Supplied data:

————

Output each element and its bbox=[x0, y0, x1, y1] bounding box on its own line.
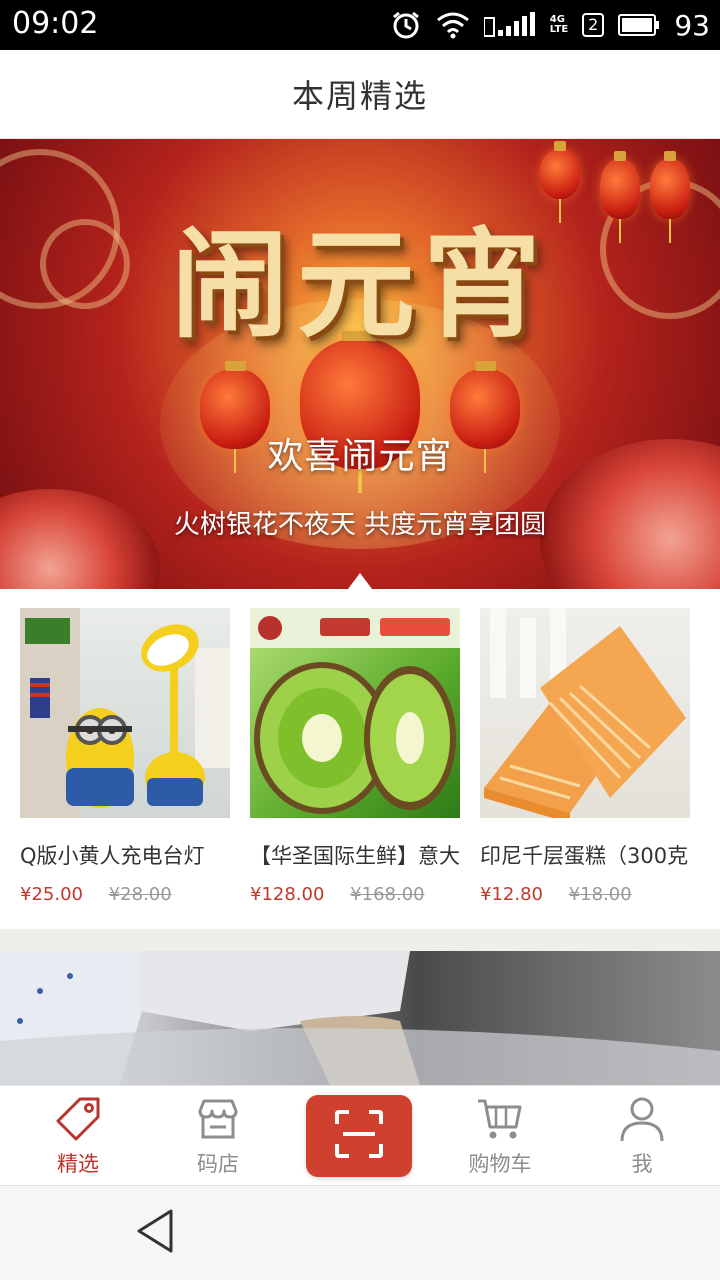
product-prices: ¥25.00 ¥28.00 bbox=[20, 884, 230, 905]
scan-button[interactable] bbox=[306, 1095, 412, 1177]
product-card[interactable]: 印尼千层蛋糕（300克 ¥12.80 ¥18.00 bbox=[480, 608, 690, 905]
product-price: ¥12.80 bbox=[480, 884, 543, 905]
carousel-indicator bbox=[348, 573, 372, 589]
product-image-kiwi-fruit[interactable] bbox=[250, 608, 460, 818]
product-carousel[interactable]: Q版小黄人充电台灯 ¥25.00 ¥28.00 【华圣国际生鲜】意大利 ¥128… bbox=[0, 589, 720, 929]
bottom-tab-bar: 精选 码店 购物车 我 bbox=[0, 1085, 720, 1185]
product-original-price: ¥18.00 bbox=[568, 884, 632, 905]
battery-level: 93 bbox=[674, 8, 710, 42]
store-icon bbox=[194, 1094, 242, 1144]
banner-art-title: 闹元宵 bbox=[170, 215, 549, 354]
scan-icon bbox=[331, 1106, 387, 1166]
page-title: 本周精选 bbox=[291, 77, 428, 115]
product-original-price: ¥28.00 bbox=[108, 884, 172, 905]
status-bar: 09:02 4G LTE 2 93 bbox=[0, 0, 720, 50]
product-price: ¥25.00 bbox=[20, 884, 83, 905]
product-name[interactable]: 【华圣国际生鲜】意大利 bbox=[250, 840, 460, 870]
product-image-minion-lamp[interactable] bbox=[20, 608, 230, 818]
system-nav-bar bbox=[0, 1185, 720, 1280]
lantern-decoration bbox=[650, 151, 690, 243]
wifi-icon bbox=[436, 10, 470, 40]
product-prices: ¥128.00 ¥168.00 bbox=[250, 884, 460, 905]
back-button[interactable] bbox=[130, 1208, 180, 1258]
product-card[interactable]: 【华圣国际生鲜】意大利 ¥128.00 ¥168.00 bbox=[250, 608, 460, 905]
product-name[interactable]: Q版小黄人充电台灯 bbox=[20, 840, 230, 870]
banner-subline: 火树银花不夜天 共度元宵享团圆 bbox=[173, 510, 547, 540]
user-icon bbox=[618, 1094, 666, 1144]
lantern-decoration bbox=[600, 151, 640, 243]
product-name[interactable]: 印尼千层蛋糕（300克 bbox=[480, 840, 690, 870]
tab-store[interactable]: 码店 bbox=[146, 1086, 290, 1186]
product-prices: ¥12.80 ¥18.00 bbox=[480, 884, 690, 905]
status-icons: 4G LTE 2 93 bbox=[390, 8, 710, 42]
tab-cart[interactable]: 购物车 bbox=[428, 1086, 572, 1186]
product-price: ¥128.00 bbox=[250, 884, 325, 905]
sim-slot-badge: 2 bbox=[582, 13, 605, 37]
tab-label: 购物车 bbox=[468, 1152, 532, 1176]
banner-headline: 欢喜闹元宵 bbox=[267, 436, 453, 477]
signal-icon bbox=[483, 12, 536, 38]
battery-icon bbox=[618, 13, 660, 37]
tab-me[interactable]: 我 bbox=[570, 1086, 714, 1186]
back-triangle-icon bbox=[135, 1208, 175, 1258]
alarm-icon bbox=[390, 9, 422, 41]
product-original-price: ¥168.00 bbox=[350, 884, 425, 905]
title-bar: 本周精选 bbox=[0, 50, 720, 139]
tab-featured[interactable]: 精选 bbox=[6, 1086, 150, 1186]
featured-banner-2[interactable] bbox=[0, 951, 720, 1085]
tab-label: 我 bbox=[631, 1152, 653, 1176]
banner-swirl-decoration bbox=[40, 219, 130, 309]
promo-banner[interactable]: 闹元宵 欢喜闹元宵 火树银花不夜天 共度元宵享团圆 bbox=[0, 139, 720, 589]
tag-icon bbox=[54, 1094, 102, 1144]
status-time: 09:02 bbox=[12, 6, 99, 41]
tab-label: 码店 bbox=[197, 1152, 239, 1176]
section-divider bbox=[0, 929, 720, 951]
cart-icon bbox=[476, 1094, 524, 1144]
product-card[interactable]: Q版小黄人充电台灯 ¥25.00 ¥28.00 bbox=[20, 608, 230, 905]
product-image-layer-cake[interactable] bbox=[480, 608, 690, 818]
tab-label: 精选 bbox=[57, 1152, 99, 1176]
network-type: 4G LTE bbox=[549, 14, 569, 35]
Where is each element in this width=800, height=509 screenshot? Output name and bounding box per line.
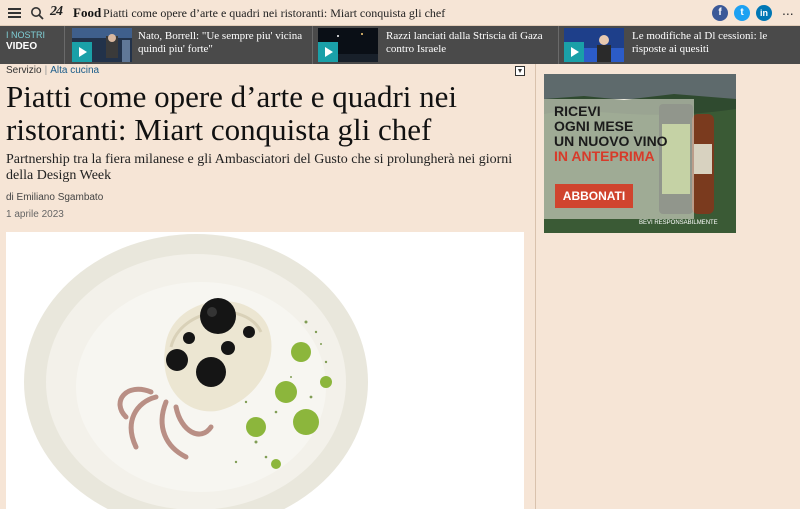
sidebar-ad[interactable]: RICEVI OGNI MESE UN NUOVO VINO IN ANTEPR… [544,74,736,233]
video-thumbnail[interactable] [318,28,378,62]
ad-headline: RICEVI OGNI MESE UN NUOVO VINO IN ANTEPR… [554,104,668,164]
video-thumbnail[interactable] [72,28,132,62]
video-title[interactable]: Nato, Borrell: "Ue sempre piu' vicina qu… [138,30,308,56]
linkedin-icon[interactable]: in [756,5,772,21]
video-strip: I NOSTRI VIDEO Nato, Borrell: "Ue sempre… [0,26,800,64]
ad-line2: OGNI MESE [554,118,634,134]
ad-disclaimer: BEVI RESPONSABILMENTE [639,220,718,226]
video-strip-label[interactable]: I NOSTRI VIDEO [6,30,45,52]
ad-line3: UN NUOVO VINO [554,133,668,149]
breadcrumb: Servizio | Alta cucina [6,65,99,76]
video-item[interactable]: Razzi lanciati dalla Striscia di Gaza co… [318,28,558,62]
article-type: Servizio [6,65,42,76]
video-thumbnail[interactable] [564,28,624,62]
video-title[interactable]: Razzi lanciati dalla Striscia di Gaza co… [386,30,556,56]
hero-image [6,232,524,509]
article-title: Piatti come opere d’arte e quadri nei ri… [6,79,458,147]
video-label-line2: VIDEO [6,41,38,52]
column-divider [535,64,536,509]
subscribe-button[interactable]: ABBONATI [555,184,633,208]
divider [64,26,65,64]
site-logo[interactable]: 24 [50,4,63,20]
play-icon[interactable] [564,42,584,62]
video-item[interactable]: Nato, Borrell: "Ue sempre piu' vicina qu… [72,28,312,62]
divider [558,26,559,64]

————

What you have to do: Reproduce the lines of the records verbatim, from the line containing "product-prices: ¥25.00 ¥28.00" up to and including the line containing "carousel-indicator bbox=[348, 573, 372, 589]".

Answer:
product-prices: ¥25.00 ¥28.00 bbox=[20, 884, 230, 905]
scan-button[interactable] bbox=[306, 1095, 412, 1177]
product-card[interactable]: 印尼千层蛋糕（300克 ¥12.80 ¥18.00 bbox=[480, 608, 690, 905]
product-price: ¥12.80 bbox=[480, 884, 543, 905]
carousel-indicator bbox=[348, 573, 372, 589]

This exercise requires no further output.